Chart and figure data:
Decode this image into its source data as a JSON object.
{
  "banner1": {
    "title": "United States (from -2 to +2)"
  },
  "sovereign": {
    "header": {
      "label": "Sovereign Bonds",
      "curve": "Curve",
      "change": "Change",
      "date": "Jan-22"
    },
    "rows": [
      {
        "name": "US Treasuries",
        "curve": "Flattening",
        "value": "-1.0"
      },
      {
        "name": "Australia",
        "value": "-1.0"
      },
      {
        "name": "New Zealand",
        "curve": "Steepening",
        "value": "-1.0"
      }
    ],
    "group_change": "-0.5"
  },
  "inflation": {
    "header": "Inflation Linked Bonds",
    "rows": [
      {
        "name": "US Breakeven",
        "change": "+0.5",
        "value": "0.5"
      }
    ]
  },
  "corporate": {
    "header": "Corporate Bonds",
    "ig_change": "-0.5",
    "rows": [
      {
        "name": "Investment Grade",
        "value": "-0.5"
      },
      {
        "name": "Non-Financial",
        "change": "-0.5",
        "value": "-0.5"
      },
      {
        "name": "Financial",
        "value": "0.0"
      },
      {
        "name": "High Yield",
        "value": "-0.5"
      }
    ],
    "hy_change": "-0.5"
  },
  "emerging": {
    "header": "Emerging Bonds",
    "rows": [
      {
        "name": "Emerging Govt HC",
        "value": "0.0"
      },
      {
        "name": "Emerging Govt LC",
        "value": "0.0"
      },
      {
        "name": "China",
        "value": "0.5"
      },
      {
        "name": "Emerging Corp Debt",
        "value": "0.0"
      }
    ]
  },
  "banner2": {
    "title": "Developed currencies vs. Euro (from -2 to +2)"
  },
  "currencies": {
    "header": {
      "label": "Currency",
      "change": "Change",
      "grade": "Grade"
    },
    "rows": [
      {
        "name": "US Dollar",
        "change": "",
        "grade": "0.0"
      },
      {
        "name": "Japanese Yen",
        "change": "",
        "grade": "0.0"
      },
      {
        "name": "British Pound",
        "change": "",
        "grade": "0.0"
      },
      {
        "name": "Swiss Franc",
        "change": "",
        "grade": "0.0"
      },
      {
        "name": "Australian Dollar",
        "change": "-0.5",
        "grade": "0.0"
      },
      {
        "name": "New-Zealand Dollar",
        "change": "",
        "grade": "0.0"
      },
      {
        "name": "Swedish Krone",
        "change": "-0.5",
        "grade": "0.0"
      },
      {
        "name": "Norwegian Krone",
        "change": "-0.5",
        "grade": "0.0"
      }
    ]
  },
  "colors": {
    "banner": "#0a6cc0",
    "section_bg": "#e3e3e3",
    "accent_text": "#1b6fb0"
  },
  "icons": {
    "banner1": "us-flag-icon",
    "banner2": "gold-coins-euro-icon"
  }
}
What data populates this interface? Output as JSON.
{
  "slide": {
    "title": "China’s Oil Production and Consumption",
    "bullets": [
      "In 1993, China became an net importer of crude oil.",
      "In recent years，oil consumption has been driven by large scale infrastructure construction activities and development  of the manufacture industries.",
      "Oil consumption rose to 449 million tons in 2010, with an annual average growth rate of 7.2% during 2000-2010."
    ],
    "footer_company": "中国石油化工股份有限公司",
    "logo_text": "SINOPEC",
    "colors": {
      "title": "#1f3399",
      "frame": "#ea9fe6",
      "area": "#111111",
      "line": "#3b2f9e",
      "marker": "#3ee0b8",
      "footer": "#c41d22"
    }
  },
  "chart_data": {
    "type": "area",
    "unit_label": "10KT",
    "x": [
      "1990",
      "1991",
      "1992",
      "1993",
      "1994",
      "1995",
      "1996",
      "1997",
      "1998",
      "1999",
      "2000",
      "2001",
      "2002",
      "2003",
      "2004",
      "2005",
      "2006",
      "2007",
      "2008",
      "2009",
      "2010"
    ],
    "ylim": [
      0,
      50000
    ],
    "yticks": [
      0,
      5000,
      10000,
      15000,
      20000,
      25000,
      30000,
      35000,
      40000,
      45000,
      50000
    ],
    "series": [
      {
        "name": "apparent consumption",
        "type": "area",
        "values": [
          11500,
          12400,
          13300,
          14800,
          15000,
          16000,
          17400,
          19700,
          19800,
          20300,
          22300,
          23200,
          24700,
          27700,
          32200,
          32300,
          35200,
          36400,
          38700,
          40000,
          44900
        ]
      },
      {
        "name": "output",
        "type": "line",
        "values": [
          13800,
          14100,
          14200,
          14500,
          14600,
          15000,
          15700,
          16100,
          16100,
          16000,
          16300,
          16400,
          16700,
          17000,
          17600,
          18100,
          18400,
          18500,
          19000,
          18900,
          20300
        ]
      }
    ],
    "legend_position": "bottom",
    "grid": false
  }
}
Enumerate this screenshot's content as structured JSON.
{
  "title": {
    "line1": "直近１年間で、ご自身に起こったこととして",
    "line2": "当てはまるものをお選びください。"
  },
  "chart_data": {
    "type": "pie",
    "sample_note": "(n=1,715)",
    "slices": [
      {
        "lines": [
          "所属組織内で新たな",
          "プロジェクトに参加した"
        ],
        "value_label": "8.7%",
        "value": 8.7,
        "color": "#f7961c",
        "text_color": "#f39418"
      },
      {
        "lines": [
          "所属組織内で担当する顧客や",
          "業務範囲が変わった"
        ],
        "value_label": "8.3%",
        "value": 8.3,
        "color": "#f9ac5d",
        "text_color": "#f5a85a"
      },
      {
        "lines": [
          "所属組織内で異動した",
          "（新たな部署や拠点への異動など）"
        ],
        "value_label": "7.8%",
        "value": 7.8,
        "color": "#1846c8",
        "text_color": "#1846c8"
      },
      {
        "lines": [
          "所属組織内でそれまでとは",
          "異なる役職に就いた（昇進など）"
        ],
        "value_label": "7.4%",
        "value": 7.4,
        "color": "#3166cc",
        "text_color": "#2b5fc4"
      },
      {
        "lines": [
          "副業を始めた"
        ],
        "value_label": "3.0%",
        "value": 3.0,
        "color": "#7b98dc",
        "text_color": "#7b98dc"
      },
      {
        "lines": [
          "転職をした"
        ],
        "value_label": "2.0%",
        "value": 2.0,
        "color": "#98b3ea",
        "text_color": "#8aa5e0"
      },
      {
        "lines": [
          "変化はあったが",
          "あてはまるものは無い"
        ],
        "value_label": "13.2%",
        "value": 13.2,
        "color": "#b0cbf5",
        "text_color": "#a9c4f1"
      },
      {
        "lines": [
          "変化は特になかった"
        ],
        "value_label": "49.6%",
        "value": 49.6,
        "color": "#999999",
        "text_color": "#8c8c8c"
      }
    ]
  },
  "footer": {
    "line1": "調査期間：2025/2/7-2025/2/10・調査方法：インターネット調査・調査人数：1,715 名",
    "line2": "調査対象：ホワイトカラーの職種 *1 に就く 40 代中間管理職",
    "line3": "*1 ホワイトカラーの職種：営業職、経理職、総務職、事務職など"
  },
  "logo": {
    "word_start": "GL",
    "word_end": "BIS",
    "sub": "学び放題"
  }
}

▶ [PROBLEM REQUIREMENTS]:
Select all lines in the listing above where the word "this" appears, and show them.

▶ [RESPONSE TO THE TASK]:
Decode this image into its source data as a JSON object.
What data populates this interface? Output as JSON.
Enumerate this screenshot's content as structured JSON.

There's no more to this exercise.